Written problem:
Skip the pictures and repeat each line of the data exactly.

The input:

•••••

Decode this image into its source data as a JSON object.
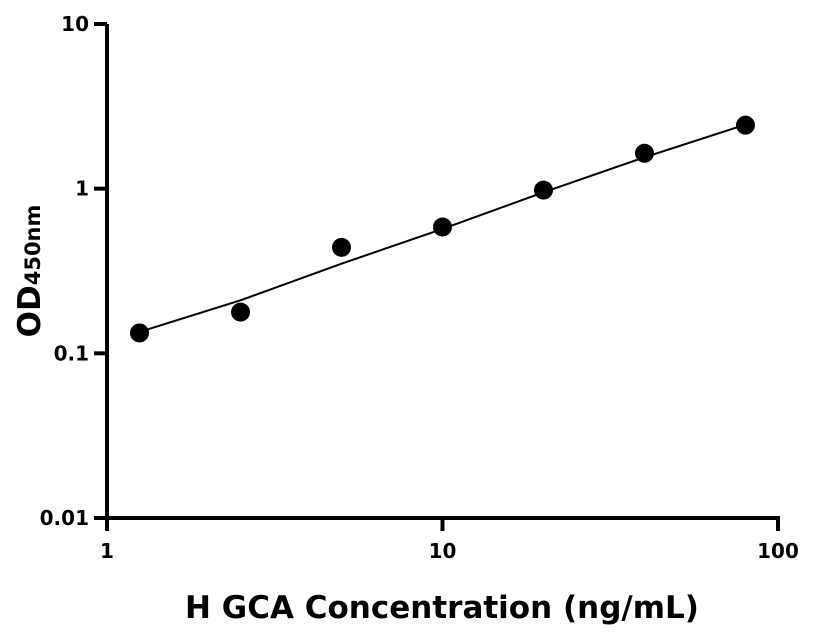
{
  "chart_data": {
    "type": "scatter",
    "title": "",
    "xlabel": "H GCA Concentration (ng/mL)",
    "ylabel_main": "OD",
    "ylabel_sub": "450nm",
    "x_scale": "log",
    "y_scale": "log",
    "xlim": [
      1,
      100
    ],
    "ylim": [
      0.01,
      10
    ],
    "x_ticks": [
      {
        "value": 1,
        "label": "1"
      },
      {
        "value": 10,
        "label": "10"
      },
      {
        "value": 100,
        "label": "100"
      }
    ],
    "y_ticks": [
      {
        "value": 0.01,
        "label": "0.01"
      },
      {
        "value": 0.1,
        "label": "0.1"
      },
      {
        "value": 1,
        "label": "1"
      },
      {
        "value": 10,
        "label": "10"
      }
    ],
    "grid": false,
    "series": [
      {
        "x": [
          1.25,
          2.5,
          5,
          10,
          20,
          40,
          80
        ],
        "y": [
          0.133,
          0.178,
          0.44,
          0.585,
          0.98,
          1.64,
          2.43
        ],
        "marker": "circle",
        "color": "#000000"
      }
    ],
    "fit_curve": {
      "x": [
        1.25,
        2.5,
        5,
        10,
        20,
        40,
        80
      ],
      "y": [
        0.135,
        0.21,
        0.35,
        0.57,
        0.95,
        1.55,
        2.45
      ],
      "color": "#000000"
    }
  }
}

•••••

Solution for this exercise:
Decode this image into its source data as a JSON object.
{
  "chart_data": {
    "type": "scatter",
    "title": "",
    "xlabel": "H GCA Concentration (ng/mL)",
    "ylabel_main": "OD",
    "ylabel_sub": "450nm",
    "x_scale": "log",
    "y_scale": "log",
    "xlim": [
      1,
      100
    ],
    "ylim": [
      0.01,
      10
    ],
    "x_ticks": [
      {
        "value": 1,
        "label": "1"
      },
      {
        "value": 10,
        "label": "10"
      },
      {
        "value": 100,
        "label": "100"
      }
    ],
    "y_ticks": [
      {
        "value": 0.01,
        "label": "0.01"
      },
      {
        "value": 0.1,
        "label": "0.1"
      },
      {
        "value": 1,
        "label": "1"
      },
      {
        "value": 10,
        "label": "10"
      }
    ],
    "grid": false,
    "series": [
      {
        "x": [
          1.25,
          2.5,
          5,
          10,
          20,
          40,
          80
        ],
        "y": [
          0.133,
          0.178,
          0.44,
          0.585,
          0.98,
          1.64,
          2.43
        ],
        "marker": "circle",
        "color": "#000000"
      }
    ],
    "fit_curve": {
      "x": [
        1.25,
        2.5,
        5,
        10,
        20,
        40,
        80
      ],
      "y": [
        0.135,
        0.21,
        0.35,
        0.57,
        0.95,
        1.55,
        2.45
      ],
      "color": "#000000"
    }
  }
}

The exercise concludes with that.